* Work to be completed *
Restate all of the entries exactly, dropping any pictures they hold.

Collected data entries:
+++++

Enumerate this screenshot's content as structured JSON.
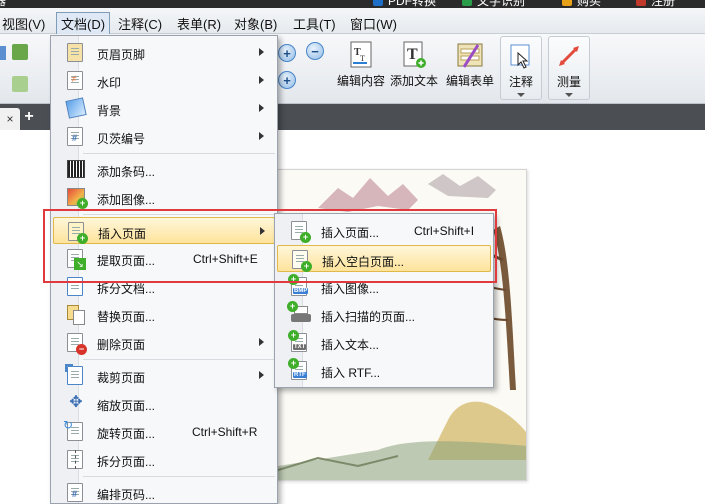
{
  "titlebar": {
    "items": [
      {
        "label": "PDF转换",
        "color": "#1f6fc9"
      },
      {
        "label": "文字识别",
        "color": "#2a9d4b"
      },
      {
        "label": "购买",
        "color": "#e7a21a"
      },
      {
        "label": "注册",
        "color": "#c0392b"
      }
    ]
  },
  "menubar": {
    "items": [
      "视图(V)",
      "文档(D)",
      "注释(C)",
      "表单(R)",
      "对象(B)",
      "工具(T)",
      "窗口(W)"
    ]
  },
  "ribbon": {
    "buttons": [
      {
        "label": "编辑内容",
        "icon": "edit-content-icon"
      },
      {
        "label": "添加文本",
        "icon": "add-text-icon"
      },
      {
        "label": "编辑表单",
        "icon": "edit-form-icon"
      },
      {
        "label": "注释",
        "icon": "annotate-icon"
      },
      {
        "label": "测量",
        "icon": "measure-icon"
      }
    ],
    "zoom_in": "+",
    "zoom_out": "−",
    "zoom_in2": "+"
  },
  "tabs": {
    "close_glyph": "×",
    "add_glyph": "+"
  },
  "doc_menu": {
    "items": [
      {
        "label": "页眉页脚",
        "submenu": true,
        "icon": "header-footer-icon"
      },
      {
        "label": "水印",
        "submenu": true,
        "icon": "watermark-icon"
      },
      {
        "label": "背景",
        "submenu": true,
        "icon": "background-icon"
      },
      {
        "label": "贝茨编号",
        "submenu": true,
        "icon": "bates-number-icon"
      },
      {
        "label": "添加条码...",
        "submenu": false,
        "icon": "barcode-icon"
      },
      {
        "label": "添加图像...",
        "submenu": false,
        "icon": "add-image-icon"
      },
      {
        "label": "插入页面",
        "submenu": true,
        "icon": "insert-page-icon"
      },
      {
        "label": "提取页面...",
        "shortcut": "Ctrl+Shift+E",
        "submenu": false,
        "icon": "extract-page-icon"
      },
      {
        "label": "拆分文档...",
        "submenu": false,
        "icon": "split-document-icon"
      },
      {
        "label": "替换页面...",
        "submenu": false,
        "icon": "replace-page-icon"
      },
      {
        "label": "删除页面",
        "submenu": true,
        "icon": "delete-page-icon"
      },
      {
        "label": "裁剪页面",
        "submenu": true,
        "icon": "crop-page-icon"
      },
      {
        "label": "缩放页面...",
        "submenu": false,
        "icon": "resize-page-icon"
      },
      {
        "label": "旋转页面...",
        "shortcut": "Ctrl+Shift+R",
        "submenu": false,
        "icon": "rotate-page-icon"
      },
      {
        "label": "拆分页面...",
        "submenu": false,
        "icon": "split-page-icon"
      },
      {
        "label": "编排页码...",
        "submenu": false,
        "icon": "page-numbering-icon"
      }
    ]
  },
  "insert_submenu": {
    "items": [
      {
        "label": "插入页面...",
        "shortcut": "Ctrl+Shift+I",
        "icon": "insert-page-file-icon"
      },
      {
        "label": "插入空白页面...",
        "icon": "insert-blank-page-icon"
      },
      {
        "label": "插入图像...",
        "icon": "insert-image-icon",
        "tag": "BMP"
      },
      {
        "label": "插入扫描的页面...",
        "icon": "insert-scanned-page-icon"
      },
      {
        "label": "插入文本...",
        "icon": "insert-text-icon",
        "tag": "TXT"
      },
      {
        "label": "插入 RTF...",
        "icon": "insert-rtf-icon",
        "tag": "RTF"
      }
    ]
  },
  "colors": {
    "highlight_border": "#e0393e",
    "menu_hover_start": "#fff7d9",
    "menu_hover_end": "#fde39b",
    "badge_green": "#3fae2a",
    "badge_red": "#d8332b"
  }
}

+++++

* Expected answer *
Enumerate this screenshot's content as structured JSON.
{
  "titlebar": {
    "items": [
      {
        "label": "PDF转换",
        "color": "#1f6fc9"
      },
      {
        "label": "文字识别",
        "color": "#2a9d4b"
      },
      {
        "label": "购买",
        "color": "#e7a21a"
      },
      {
        "label": "注册",
        "color": "#c0392b"
      }
    ]
  },
  "menubar": {
    "items": [
      "视图(V)",
      "文档(D)",
      "注释(C)",
      "表单(R)",
      "对象(B)",
      "工具(T)",
      "窗口(W)"
    ]
  },
  "ribbon": {
    "buttons": [
      {
        "label": "编辑内容",
        "icon": "edit-content-icon"
      },
      {
        "label": "添加文本",
        "icon": "add-text-icon"
      },
      {
        "label": "编辑表单",
        "icon": "edit-form-icon"
      },
      {
        "label": "注释",
        "icon": "annotate-icon"
      },
      {
        "label": "测量",
        "icon": "measure-icon"
      }
    ],
    "zoom_in": "+",
    "zoom_out": "−",
    "zoom_in2": "+"
  },
  "tabs": {
    "close_glyph": "×",
    "add_glyph": "+"
  },
  "doc_menu": {
    "items": [
      {
        "label": "页眉页脚",
        "submenu": true,
        "icon": "header-footer-icon"
      },
      {
        "label": "水印",
        "submenu": true,
        "icon": "watermark-icon"
      },
      {
        "label": "背景",
        "submenu": true,
        "icon": "background-icon"
      },
      {
        "label": "贝茨编号",
        "submenu": true,
        "icon": "bates-number-icon"
      },
      {
        "label": "添加条码...",
        "submenu": false,
        "icon": "barcode-icon"
      },
      {
        "label": "添加图像...",
        "submenu": false,
        "icon": "add-image-icon"
      },
      {
        "label": "插入页面",
        "submenu": true,
        "icon": "insert-page-icon"
      },
      {
        "label": "提取页面...",
        "shortcut": "Ctrl+Shift+E",
        "submenu": false,
        "icon": "extract-page-icon"
      },
      {
        "label": "拆分文档...",
        "submenu": false,
        "icon": "split-document-icon"
      },
      {
        "label": "替换页面...",
        "submenu": false,
        "icon": "replace-page-icon"
      },
      {
        "label": "删除页面",
        "submenu": true,
        "icon": "delete-page-icon"
      },
      {
        "label": "裁剪页面",
        "submenu": true,
        "icon": "crop-page-icon"
      },
      {
        "label": "缩放页面...",
        "submenu": false,
        "icon": "resize-page-icon"
      },
      {
        "label": "旋转页面...",
        "shortcut": "Ctrl+Shift+R",
        "submenu": false,
        "icon": "rotate-page-icon"
      },
      {
        "label": "拆分页面...",
        "submenu": false,
        "icon": "split-page-icon"
      },
      {
        "label": "编排页码...",
        "submenu": false,
        "icon": "page-numbering-icon"
      }
    ]
  },
  "insert_submenu": {
    "items": [
      {
        "label": "插入页面...",
        "shortcut": "Ctrl+Shift+I",
        "icon": "insert-page-file-icon"
      },
      {
        "label": "插入空白页面...",
        "icon": "insert-blank-page-icon"
      },
      {
        "label": "插入图像...",
        "icon": "insert-image-icon",
        "tag": "BMP"
      },
      {
        "label": "插入扫描的页面...",
        "icon": "insert-scanned-page-icon"
      },
      {
        "label": "插入文本...",
        "icon": "insert-text-icon",
        "tag": "TXT"
      },
      {
        "label": "插入 RTF...",
        "icon": "insert-rtf-icon",
        "tag": "RTF"
      }
    ]
  },
  "colors": {
    "highlight_border": "#e0393e",
    "menu_hover_start": "#fff7d9",
    "menu_hover_end": "#fde39b",
    "badge_green": "#3fae2a",
    "badge_red": "#d8332b"
  }
}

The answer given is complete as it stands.